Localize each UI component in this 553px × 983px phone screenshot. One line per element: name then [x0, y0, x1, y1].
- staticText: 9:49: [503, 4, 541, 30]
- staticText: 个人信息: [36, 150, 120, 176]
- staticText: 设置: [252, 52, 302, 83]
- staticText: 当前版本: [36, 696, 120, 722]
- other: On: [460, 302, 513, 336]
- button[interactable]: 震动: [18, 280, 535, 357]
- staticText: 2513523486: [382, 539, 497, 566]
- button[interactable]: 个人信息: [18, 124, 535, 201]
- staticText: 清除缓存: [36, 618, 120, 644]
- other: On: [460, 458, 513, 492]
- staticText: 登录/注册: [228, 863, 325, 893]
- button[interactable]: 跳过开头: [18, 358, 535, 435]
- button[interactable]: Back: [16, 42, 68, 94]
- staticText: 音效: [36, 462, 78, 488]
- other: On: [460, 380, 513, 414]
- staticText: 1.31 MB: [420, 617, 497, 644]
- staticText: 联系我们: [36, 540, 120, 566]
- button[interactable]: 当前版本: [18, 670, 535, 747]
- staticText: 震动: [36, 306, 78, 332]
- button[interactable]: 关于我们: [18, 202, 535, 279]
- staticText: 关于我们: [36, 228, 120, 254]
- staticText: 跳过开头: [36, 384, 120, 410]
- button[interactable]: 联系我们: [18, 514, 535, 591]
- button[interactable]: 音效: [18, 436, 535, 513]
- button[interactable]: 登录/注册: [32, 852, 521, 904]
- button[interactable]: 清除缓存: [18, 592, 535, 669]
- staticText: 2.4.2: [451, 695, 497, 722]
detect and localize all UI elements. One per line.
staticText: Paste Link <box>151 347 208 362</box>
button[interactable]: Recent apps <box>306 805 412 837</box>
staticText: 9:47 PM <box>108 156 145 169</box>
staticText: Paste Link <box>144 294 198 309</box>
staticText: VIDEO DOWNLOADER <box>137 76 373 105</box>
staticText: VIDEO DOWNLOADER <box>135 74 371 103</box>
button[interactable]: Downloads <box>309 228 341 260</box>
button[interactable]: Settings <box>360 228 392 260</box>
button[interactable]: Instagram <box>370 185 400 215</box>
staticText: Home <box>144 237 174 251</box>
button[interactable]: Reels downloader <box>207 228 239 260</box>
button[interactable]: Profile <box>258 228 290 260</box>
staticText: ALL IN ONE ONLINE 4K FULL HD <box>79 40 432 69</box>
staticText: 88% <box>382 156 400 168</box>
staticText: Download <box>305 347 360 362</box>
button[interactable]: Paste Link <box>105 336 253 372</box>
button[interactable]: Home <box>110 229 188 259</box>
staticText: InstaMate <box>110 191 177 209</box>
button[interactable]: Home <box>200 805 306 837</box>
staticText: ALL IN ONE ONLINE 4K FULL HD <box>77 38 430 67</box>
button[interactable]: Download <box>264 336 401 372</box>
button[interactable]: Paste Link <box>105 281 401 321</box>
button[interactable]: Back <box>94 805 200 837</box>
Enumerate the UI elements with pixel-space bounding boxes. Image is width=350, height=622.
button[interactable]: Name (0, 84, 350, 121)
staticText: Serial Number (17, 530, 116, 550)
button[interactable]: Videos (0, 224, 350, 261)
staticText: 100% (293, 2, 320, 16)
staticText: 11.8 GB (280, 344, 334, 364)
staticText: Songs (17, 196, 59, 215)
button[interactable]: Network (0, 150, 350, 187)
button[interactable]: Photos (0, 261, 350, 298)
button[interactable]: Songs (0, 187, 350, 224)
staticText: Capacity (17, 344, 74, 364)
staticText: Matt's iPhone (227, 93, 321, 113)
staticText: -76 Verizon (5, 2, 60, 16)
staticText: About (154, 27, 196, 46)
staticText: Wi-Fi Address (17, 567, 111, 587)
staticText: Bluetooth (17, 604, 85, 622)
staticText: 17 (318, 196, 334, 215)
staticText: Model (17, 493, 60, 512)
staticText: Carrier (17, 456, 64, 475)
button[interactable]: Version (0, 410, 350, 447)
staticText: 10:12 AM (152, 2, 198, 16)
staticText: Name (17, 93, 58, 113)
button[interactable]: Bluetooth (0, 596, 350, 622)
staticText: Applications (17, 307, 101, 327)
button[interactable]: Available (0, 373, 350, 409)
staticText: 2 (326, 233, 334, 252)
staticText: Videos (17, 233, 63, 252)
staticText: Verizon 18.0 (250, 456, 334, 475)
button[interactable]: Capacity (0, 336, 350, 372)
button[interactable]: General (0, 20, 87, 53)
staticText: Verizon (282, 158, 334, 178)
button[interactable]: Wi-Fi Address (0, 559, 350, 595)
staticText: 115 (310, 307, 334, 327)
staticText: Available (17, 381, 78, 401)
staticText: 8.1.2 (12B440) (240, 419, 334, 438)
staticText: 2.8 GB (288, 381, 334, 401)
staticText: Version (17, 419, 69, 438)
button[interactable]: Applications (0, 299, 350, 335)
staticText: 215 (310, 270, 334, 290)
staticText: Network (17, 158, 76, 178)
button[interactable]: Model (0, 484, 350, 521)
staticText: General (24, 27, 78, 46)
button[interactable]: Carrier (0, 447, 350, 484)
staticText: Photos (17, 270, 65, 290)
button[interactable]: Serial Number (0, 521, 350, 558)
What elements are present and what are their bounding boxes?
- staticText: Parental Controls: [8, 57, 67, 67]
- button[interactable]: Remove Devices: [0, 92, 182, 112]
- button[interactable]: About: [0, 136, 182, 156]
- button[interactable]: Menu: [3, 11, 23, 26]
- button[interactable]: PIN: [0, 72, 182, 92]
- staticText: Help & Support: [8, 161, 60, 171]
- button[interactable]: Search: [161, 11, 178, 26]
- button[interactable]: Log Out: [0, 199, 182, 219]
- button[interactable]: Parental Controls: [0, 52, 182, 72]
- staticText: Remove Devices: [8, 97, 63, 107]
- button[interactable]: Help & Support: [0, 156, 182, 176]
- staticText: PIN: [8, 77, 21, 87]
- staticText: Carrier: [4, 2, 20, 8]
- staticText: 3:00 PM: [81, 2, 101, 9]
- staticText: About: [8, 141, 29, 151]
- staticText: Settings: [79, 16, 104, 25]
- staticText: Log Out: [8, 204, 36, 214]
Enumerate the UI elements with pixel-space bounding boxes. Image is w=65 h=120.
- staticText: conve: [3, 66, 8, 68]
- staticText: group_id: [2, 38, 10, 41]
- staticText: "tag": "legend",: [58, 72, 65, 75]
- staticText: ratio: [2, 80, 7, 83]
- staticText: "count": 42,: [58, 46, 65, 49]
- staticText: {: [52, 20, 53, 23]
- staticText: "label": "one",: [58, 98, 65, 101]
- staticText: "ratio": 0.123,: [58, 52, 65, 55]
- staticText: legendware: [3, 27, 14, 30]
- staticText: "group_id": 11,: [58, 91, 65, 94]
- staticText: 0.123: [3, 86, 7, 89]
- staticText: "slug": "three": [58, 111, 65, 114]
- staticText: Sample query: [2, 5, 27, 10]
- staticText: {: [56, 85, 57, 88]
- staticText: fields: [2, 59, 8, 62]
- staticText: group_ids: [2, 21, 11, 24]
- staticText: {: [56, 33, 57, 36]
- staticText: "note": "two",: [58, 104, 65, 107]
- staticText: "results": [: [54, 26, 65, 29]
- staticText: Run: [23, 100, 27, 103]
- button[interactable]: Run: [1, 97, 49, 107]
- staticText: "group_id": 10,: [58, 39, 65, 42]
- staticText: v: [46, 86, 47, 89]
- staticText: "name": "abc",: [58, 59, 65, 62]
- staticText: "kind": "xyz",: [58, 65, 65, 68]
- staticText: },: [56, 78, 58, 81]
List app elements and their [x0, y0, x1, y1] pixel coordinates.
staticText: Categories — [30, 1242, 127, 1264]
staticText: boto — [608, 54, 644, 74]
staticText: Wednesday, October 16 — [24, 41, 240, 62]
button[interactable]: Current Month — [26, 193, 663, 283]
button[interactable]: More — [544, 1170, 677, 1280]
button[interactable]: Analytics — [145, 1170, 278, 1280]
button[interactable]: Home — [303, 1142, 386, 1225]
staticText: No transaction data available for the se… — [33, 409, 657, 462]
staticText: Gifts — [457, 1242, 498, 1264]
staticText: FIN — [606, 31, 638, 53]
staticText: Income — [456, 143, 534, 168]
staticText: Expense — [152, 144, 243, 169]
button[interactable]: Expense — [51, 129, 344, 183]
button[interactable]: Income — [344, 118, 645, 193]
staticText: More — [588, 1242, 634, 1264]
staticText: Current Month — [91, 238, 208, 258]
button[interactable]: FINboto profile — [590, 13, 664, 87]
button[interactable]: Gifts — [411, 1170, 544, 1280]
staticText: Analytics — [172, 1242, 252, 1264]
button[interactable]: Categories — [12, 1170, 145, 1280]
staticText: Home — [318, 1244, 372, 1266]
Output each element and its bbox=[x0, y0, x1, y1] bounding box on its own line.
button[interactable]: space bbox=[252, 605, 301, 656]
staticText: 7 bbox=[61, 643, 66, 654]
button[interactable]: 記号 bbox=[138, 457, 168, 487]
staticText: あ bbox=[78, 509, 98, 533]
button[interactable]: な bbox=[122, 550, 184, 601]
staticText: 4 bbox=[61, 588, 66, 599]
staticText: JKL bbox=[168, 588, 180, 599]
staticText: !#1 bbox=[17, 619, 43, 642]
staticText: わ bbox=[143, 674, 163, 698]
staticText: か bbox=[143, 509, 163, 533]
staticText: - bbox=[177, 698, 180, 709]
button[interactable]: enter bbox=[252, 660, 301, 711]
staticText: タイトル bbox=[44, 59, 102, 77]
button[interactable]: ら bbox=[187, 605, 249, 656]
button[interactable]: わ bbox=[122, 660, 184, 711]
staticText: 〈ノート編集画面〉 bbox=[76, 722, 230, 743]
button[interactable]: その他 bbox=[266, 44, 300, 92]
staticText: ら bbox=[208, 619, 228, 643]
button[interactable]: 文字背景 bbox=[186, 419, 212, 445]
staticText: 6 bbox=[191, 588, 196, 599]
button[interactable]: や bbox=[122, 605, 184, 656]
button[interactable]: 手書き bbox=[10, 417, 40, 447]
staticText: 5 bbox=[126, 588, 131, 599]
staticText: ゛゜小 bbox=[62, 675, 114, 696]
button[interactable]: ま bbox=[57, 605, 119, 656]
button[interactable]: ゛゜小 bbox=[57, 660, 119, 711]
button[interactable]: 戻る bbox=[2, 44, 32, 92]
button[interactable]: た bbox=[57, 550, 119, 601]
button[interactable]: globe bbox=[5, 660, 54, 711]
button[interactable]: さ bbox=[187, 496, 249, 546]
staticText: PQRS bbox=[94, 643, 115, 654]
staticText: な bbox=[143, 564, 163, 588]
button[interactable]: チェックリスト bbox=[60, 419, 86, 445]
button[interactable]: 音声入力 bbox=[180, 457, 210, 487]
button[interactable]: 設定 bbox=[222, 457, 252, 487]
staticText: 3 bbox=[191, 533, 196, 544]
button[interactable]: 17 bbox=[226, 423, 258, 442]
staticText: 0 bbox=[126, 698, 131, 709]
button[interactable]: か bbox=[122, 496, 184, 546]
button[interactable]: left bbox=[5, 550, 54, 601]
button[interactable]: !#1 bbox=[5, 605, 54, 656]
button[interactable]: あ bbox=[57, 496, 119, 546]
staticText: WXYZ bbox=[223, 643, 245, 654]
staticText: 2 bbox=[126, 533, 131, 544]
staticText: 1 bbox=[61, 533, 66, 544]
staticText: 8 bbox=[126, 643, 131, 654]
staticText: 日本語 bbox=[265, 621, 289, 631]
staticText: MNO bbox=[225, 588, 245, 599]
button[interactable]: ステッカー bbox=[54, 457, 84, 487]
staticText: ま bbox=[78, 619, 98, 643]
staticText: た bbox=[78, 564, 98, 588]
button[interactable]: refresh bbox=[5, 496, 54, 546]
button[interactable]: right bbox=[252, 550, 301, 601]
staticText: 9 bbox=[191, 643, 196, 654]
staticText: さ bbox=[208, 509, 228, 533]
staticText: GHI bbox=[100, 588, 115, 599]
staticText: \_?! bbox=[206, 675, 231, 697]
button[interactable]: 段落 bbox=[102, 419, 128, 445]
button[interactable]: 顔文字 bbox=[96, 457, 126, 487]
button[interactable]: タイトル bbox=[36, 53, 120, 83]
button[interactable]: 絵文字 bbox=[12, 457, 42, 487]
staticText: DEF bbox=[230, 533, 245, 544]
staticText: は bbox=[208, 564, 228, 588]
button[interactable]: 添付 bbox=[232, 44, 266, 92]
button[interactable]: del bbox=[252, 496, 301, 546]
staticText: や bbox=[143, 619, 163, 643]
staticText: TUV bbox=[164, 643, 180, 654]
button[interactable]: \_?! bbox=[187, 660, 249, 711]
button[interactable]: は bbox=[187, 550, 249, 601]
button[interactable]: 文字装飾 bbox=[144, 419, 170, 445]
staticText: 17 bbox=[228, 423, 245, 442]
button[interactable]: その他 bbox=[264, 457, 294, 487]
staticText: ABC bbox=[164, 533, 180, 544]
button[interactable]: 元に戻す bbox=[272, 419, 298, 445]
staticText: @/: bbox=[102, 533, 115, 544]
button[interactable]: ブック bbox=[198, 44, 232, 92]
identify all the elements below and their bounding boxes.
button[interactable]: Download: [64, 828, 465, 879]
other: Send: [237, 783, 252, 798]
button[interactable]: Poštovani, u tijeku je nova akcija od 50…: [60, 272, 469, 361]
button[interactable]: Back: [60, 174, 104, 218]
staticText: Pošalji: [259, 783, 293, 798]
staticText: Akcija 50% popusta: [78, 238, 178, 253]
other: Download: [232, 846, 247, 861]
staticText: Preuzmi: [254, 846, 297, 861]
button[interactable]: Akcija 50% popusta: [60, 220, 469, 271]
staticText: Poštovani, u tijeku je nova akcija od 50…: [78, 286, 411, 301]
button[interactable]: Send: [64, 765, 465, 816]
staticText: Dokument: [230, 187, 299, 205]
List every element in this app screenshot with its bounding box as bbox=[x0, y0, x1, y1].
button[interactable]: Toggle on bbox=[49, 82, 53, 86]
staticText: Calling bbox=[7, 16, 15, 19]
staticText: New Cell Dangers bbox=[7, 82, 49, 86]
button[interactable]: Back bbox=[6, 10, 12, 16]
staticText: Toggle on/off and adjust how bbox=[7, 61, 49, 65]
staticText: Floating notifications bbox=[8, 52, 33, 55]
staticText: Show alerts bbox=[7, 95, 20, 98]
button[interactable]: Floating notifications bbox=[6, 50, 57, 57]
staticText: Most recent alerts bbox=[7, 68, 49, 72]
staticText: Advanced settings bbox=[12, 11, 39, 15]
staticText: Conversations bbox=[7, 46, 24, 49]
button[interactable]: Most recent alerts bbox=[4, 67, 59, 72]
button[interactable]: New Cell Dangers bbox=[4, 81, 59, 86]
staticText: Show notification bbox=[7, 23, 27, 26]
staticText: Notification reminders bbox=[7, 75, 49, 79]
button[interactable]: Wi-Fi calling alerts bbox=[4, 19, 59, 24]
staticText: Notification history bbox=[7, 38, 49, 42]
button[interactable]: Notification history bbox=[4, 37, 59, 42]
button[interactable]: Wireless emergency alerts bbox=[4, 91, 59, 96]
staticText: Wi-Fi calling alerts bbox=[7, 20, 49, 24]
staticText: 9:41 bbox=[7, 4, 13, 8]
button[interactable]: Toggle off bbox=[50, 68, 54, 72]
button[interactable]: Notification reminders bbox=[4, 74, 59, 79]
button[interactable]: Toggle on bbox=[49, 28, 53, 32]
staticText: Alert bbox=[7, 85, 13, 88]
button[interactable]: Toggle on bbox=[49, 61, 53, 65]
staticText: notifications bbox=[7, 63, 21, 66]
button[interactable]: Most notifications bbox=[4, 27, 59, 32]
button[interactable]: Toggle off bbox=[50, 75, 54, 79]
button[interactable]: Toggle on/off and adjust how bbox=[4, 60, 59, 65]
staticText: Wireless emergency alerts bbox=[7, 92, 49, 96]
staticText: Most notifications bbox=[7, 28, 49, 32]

* * * * * * * * *

- [THE TASK] Rewrite the material as a numbered list, from its first line through the line that contains "- staticText: 登录/注册: [228, 863, 325, 893]", and leave out any blank lines.

- [FULL SOLUTION]
1. Localize each UI component in this 553px × 983px phone screenshot. One line per element: name then [x0, y0, x1, y1].
2. - staticText: 9:49: [503, 4, 541, 30]
3. - staticText: 个人信息: [36, 150, 120, 176]
4. - staticText: 设置: [252, 52, 302, 83]
5. - staticText: 当前版本: [36, 696, 120, 722]
6. - other: On: [460, 302, 513, 336]
7. - button[interactable]: 震动: [18, 280, 535, 357]
8. - staticText: 2513523486: [382, 539, 497, 566]
9. - button[interactable]: 个人信息: [18, 124, 535, 201]
10. - staticText: 清除缓存: [36, 618, 120, 644]
11. - other: On: [460, 458, 513, 492]
12. - staticText: 登录/注册: [228, 863, 325, 893]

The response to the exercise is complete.